Description of the task: In the entries below, find every line with "JSON" and copy it.

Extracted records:
******

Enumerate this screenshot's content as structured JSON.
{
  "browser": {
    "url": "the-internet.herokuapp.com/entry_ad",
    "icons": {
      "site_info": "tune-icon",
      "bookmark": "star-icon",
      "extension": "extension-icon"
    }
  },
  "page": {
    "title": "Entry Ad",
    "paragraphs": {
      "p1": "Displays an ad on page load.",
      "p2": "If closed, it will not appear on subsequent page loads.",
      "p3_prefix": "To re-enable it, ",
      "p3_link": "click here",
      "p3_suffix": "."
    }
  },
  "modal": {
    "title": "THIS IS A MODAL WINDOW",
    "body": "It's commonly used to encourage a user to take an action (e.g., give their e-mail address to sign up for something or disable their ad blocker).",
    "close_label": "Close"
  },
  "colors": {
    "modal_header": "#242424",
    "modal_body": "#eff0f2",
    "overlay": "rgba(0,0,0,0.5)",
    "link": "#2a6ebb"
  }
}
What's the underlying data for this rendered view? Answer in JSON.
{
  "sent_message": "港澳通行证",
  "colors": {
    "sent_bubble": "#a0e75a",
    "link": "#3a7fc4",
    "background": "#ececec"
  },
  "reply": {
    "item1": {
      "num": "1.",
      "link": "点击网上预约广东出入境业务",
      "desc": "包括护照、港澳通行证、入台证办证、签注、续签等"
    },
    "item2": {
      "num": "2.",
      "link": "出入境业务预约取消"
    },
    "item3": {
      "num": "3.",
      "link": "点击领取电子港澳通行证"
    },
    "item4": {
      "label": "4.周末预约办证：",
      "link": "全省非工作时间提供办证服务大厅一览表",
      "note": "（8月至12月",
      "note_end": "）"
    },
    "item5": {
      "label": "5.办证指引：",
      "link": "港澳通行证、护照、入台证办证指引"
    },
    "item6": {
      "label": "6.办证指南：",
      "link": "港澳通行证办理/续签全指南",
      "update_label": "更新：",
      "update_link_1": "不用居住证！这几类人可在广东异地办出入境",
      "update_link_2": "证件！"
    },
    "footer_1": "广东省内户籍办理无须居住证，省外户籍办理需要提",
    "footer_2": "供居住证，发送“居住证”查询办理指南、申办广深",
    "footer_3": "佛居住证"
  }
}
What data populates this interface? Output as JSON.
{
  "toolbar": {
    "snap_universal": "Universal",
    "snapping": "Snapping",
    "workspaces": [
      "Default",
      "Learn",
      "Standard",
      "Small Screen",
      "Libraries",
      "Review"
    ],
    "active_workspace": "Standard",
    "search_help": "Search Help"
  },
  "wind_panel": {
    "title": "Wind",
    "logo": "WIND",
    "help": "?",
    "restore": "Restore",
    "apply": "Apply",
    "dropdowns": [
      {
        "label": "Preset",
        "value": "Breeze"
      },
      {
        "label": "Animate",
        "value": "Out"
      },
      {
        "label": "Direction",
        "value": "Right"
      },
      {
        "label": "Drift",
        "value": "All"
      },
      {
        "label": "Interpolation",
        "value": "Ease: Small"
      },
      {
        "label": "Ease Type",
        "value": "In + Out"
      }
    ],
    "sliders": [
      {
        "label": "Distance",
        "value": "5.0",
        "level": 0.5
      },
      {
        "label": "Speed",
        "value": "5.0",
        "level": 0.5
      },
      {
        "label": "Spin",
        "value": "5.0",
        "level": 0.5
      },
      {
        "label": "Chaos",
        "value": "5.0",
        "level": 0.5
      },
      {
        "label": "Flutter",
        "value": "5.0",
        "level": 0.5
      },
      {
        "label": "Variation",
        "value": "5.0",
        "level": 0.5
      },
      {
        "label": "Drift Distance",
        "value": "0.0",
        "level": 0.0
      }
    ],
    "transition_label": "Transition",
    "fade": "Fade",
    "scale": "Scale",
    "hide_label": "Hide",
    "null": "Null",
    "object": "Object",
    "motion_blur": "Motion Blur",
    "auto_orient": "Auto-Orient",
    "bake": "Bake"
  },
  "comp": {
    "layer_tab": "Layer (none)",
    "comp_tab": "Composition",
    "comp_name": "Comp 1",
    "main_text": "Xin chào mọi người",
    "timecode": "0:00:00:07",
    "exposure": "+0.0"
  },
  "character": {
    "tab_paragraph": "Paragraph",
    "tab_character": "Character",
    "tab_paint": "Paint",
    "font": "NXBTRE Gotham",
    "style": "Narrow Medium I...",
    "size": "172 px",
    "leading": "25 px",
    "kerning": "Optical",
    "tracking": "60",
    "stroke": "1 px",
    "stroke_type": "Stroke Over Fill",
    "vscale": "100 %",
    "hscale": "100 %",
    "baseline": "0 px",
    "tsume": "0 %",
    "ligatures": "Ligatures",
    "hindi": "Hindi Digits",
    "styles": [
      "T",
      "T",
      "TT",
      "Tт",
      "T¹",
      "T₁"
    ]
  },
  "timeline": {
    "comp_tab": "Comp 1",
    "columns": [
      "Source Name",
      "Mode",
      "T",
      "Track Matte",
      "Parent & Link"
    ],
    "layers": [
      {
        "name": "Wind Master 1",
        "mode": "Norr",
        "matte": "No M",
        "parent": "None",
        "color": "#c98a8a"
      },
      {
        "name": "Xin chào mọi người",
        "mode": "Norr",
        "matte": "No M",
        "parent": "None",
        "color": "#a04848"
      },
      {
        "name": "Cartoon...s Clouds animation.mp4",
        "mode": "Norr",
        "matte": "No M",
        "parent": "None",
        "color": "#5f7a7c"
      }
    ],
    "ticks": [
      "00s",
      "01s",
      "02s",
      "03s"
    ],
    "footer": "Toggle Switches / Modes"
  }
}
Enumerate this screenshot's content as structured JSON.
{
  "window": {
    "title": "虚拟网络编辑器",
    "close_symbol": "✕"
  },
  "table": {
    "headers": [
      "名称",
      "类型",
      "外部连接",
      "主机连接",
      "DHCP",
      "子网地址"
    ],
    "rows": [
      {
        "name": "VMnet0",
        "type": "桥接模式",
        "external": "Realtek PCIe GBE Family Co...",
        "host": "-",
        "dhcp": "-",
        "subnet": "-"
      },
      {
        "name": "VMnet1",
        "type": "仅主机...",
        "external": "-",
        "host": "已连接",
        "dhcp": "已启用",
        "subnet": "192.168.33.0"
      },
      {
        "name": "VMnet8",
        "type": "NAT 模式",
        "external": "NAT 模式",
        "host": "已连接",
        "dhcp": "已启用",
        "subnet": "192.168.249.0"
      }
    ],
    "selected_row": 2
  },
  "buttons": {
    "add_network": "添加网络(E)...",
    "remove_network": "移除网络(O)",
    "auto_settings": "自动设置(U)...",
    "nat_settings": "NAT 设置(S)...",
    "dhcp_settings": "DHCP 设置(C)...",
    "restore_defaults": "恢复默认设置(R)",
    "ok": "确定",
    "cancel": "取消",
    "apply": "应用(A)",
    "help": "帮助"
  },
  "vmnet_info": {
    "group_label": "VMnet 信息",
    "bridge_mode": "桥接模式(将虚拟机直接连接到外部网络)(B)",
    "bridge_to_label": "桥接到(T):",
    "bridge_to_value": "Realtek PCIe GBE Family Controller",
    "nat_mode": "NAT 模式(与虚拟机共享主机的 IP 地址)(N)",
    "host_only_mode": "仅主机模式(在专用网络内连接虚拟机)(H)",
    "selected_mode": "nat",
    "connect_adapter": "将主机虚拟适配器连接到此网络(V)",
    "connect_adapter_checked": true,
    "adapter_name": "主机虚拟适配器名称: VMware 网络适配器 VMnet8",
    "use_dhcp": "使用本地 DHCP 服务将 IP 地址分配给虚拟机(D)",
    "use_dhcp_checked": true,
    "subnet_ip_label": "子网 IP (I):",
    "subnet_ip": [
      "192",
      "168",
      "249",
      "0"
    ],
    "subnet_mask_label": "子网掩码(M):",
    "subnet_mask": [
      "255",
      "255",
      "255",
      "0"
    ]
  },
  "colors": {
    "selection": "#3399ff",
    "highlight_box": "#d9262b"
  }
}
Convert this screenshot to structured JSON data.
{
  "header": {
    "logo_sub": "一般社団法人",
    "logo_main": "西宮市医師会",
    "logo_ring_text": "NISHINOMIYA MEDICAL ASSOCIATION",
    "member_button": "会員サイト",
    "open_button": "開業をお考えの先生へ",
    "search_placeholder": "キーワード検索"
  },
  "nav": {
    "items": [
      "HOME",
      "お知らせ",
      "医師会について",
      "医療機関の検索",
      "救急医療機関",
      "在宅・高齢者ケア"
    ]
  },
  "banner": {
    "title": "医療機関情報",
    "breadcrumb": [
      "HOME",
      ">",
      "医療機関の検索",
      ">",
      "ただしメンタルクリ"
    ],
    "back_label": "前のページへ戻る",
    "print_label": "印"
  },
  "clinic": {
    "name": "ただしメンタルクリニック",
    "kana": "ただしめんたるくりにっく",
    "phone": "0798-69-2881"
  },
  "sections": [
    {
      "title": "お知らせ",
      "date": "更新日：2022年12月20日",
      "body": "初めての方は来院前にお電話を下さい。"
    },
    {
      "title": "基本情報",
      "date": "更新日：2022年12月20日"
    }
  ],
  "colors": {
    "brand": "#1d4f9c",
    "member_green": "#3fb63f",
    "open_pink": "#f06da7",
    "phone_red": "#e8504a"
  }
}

******

Exercise solution:
Enumerate this screenshot's content as structured JSON.
What's the underlying data for this rendered view? Answer in JSON.
What data populates this interface? Output as JSON.
Enumerate this screenshot's content as structured JSON.
Convert this screenshot to structured JSON data.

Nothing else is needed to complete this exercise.